> [A realizar]: De acordo com o texto de leitura, quem preside à comissão judicial instituída na África do Sul para investigar a captura do Estado, a corrupção e a fraude no sector público?

> [Texto de leitura]:
>>>>>
João Lourenço granjeou apoio popular suficiente para encaminhar o país no sentido de um corte qualitativo com o passado.
É precisamente esse corte qualitativo que é necessário, e que nunca será alcançado com meias medidas judiciais, que muito em breve se confrontarão com crises de credibilidade e cairão nas armadilhas processuais que existem ao longo do caminho.
Na África do Sul, o presidente da República instituiu uma comissão judicial para investigar alegações sobre a captura do Estado, corrupção e fraude no sector público, incluindo nos órgãos do próprio Estado. Essa comissão é presidida pelo vice-presidente do Supremo Tribunal, Raymond Zondo, e está a conhecer um impacto público enorme. Trata-se de uma das formas possíveis para proceder o “corte qualitativo” com o passado. Um corte que em Angola, infelizmente, não se está a vislumbrar de forma clara.
Na Etiópia, este mês de Novembro, foram presos 63 funcionários da inteligência, militares e empresários, devido a acusações de violações dos direitos humanos e corrupção. Estas detenções, que tiveram grande repercussão, são o resultado de uma solicitação do novo primeiro-ministro Abiy Ahmed para que fosse instaurada uma investigação acerca das ilegalidades cometidas pelo governo anterior. Entre as acusações concretas, destaca-se o “saque” num esquema de corrupção bilionário de uma empresa militar estatal, a Metal and Engineering Corporation.
<<<<<
> [Dados armazenados]:
>>>>>
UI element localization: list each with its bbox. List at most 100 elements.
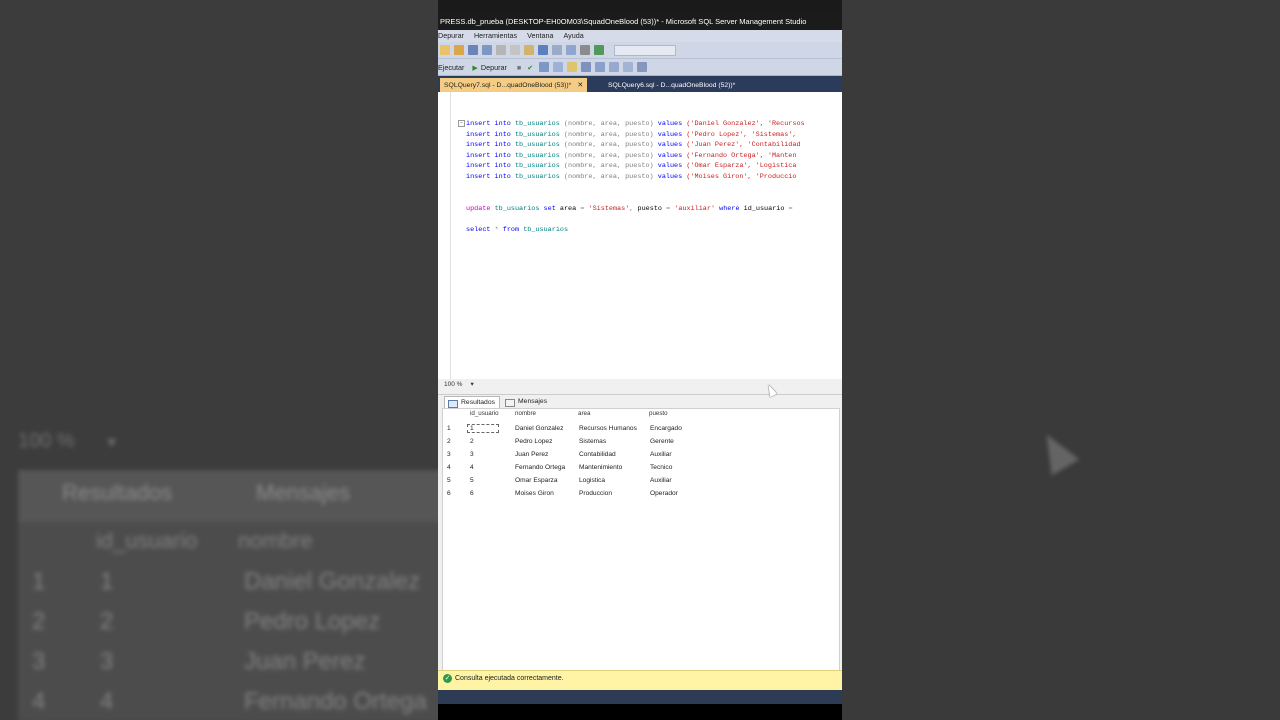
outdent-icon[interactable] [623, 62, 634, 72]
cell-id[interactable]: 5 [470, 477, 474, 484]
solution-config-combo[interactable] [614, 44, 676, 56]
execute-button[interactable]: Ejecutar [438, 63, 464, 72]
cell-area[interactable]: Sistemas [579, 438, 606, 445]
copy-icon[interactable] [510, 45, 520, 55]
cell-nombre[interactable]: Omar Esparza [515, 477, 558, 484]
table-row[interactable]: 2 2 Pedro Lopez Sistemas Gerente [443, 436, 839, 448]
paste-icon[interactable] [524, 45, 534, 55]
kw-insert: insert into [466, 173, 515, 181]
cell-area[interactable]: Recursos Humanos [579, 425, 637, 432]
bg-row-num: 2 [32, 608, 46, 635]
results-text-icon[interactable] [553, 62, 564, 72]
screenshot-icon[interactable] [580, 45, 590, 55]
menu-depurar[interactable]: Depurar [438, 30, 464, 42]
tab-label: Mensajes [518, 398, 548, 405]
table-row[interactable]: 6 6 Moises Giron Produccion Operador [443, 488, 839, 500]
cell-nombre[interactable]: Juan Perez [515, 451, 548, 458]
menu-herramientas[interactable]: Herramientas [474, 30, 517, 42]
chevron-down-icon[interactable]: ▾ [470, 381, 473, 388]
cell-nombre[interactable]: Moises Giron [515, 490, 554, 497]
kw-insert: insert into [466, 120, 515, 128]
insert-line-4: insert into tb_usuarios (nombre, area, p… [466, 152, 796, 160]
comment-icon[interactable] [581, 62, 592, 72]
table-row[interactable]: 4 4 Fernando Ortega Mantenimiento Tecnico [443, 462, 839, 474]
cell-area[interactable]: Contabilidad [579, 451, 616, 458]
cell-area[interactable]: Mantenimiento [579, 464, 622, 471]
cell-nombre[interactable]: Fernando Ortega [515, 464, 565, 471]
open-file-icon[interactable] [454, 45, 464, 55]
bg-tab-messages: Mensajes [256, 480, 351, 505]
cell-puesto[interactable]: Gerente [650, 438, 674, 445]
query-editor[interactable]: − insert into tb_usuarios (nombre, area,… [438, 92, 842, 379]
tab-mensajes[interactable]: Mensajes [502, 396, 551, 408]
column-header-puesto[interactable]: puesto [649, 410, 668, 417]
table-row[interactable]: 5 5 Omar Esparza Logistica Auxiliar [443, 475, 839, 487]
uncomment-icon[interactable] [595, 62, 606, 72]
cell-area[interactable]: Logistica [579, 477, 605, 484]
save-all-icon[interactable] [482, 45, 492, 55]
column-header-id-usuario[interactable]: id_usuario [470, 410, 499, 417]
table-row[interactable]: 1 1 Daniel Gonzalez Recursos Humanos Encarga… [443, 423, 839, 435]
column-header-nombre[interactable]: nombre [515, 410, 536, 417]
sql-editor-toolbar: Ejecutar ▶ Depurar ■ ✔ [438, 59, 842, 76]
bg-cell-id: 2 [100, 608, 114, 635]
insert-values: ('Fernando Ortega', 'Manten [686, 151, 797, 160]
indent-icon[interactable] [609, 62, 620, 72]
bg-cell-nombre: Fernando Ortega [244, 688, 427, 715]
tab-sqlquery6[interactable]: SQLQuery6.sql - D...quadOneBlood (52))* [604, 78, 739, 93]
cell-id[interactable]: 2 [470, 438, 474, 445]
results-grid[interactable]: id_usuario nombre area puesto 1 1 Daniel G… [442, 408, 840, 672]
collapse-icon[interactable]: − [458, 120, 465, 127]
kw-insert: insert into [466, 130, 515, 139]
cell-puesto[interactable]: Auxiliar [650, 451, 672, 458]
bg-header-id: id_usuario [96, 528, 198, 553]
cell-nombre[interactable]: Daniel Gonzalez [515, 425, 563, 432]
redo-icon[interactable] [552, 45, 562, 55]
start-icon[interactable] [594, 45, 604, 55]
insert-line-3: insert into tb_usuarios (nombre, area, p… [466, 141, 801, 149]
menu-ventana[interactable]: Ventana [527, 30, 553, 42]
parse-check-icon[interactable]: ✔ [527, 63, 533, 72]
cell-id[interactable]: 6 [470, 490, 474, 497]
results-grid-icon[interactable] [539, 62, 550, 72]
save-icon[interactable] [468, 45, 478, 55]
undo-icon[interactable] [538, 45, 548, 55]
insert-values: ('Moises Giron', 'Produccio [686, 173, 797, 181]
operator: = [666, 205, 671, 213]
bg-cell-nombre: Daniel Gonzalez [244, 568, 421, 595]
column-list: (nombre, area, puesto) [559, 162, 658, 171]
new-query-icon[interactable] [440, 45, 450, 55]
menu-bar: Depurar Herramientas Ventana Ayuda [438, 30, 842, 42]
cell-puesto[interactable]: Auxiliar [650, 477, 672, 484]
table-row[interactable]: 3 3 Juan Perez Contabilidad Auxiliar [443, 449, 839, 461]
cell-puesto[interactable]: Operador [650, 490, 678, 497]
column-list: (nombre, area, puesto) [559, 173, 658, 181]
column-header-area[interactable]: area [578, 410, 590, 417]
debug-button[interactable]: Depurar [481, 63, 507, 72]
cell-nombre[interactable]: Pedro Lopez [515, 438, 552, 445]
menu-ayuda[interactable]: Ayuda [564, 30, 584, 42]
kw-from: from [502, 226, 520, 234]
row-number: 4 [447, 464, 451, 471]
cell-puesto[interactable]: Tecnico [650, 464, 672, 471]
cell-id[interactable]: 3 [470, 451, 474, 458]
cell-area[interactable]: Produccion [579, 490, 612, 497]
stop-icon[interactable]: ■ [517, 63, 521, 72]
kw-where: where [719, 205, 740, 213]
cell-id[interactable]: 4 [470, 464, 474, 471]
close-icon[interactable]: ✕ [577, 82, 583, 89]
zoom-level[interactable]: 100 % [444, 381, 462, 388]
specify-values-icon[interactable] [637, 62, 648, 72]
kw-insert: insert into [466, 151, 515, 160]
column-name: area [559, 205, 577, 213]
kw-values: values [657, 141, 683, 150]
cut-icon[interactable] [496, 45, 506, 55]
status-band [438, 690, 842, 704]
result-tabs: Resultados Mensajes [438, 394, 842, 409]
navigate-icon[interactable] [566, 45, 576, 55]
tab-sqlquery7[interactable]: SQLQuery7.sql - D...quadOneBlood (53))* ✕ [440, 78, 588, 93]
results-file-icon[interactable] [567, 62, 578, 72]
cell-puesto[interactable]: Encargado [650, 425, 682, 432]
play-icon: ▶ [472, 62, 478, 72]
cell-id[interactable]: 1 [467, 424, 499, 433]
<<<<<
>>>>>
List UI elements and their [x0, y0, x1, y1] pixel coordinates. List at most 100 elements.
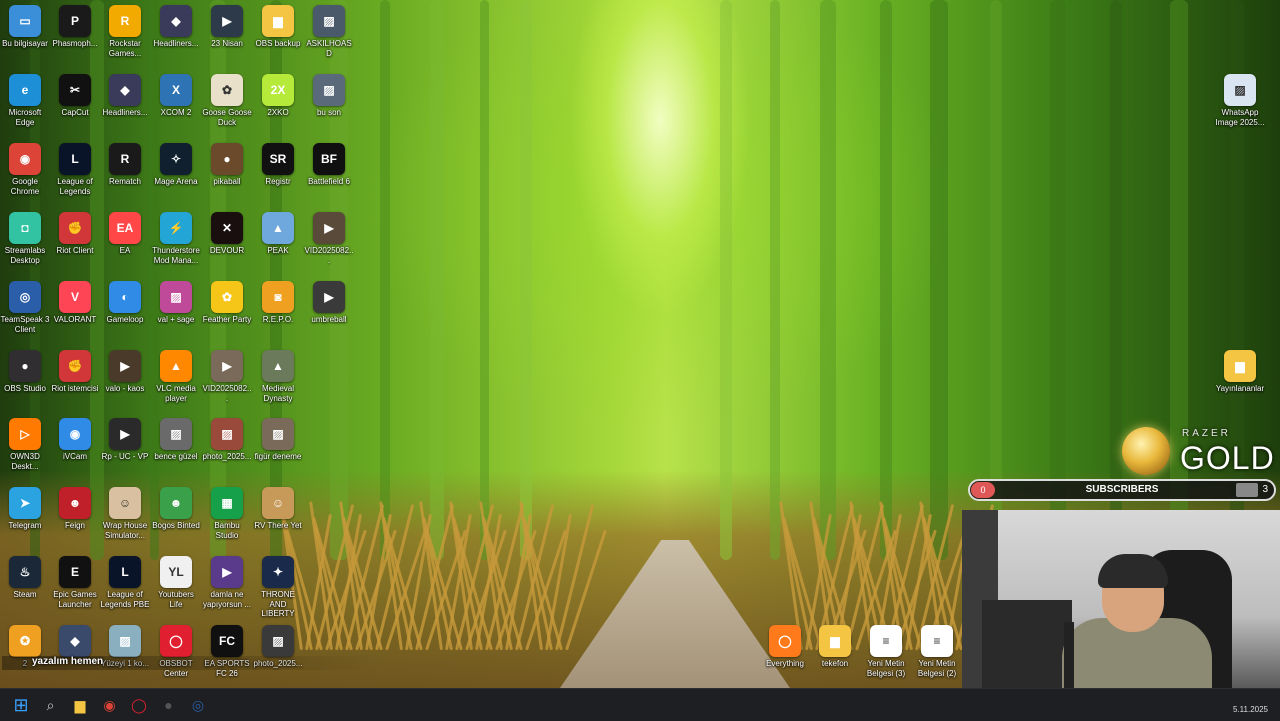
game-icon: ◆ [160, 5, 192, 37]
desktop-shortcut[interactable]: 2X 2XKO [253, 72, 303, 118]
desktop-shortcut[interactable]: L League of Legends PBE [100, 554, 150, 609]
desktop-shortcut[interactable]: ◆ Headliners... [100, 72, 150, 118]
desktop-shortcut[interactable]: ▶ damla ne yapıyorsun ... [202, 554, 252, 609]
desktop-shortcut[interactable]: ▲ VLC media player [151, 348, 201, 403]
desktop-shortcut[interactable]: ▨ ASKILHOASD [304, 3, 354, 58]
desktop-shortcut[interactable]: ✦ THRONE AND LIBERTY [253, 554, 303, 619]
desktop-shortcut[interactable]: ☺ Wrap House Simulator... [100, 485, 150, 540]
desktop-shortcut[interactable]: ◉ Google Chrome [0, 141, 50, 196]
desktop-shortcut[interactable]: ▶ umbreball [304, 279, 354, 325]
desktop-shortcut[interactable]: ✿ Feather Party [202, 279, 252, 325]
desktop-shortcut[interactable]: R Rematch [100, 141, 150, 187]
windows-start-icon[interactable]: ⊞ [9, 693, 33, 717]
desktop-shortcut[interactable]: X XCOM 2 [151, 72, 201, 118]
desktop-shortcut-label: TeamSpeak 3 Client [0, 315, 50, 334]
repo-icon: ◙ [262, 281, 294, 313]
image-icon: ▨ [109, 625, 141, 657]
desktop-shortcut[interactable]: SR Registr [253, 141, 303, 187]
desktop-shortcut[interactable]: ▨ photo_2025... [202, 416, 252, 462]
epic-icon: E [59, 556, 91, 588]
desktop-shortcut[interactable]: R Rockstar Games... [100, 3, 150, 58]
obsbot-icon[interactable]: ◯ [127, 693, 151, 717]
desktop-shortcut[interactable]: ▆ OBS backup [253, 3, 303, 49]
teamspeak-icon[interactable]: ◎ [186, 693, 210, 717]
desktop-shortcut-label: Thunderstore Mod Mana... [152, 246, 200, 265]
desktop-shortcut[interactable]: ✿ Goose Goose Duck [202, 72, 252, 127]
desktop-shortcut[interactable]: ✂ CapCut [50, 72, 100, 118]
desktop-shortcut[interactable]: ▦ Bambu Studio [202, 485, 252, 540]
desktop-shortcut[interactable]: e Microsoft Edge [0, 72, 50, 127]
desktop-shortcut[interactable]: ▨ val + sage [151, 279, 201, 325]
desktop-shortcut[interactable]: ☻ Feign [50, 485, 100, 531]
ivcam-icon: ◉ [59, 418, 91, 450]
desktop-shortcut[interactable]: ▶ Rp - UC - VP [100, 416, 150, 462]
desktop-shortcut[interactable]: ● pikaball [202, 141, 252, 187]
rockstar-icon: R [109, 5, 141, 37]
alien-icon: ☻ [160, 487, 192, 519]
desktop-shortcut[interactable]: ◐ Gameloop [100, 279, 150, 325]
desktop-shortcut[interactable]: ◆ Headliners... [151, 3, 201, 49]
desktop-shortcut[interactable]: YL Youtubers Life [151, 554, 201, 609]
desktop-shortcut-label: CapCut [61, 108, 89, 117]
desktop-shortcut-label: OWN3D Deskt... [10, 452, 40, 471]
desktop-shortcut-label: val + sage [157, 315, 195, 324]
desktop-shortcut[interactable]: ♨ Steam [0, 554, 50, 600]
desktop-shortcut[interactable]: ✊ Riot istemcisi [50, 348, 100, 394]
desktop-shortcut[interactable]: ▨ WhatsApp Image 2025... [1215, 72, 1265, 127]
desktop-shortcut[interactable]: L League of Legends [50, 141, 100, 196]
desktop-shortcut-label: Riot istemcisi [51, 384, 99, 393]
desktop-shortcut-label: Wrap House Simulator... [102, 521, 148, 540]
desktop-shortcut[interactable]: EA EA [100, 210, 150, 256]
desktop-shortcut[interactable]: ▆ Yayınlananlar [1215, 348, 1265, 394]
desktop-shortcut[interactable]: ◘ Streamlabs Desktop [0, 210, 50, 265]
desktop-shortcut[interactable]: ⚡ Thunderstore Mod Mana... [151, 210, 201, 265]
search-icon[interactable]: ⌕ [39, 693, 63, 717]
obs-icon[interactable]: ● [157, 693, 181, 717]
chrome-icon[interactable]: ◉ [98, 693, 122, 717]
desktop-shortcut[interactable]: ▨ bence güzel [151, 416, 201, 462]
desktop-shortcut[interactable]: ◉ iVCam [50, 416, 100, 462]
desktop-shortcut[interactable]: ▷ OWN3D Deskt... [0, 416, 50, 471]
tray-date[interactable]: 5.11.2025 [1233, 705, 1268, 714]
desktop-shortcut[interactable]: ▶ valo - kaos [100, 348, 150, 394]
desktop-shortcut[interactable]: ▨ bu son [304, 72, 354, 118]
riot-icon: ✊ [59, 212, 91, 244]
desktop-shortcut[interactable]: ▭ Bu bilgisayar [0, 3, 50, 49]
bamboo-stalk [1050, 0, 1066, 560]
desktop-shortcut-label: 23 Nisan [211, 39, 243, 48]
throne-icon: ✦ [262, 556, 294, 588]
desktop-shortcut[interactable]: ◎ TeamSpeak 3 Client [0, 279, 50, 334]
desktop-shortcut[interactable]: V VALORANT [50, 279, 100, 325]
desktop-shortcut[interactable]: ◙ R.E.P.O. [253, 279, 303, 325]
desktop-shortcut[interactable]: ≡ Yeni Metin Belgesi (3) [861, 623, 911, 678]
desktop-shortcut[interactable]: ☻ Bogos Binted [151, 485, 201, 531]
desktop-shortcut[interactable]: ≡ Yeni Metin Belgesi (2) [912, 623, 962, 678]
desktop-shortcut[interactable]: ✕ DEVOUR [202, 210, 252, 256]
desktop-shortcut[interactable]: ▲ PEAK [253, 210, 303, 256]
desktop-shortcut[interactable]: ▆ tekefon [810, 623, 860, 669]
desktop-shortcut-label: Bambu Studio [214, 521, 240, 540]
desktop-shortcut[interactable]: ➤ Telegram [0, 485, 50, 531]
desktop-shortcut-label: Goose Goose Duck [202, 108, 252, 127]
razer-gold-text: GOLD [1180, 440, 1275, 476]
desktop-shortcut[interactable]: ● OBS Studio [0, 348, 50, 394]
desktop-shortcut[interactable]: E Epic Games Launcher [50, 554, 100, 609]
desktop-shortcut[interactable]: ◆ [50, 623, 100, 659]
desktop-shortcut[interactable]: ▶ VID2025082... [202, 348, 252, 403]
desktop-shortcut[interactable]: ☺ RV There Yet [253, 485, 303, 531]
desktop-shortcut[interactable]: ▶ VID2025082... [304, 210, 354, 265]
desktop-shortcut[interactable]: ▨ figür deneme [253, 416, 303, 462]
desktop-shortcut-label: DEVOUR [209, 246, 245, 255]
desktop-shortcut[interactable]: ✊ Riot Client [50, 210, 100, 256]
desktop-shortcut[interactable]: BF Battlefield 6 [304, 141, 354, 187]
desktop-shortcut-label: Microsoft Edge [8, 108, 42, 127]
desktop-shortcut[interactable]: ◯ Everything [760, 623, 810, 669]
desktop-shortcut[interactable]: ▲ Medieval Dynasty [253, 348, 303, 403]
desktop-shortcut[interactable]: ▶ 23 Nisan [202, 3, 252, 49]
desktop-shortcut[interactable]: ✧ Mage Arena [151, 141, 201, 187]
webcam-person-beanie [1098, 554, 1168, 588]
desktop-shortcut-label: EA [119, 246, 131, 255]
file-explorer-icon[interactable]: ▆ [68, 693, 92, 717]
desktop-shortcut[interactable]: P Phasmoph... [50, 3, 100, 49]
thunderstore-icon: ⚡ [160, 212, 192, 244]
<<<<<
>>>>>
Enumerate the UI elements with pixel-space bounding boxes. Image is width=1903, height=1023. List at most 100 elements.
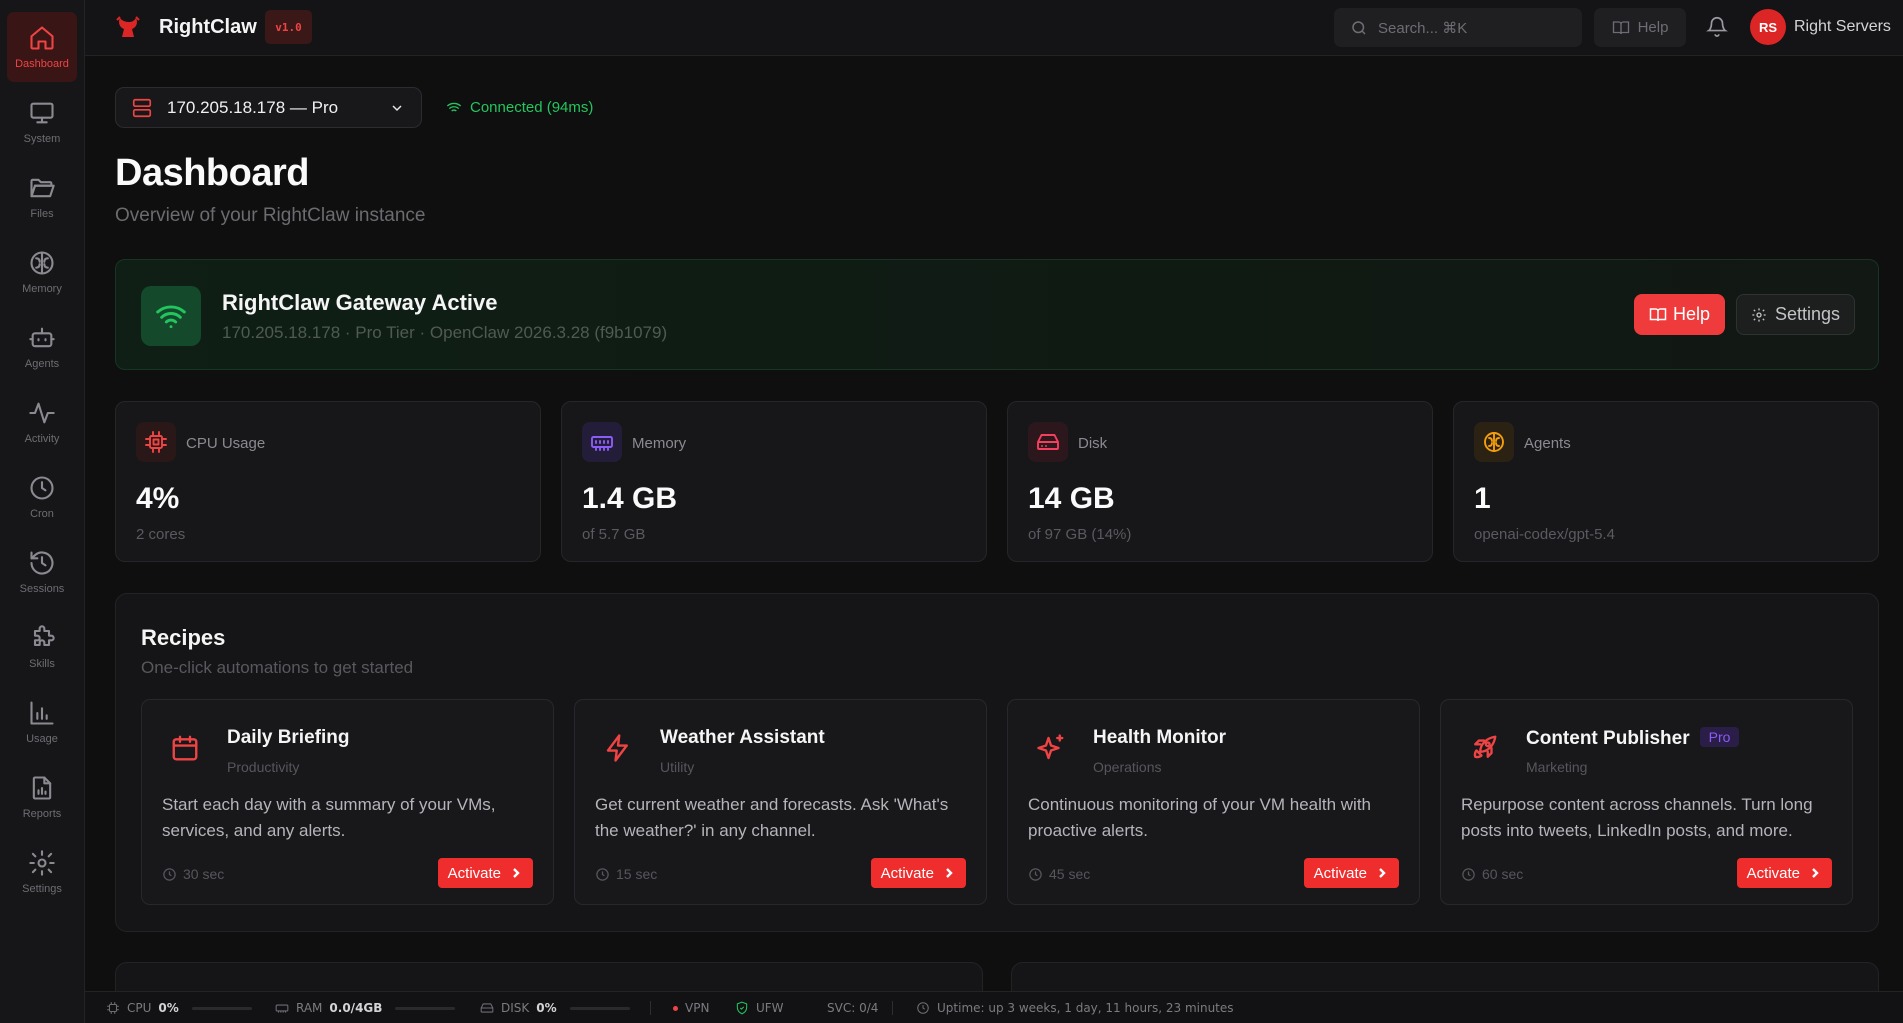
<<<<<
> [Resposta completa]: É presidida pelo vice-presidente do Supremo Tribunal, Raymond Zondo.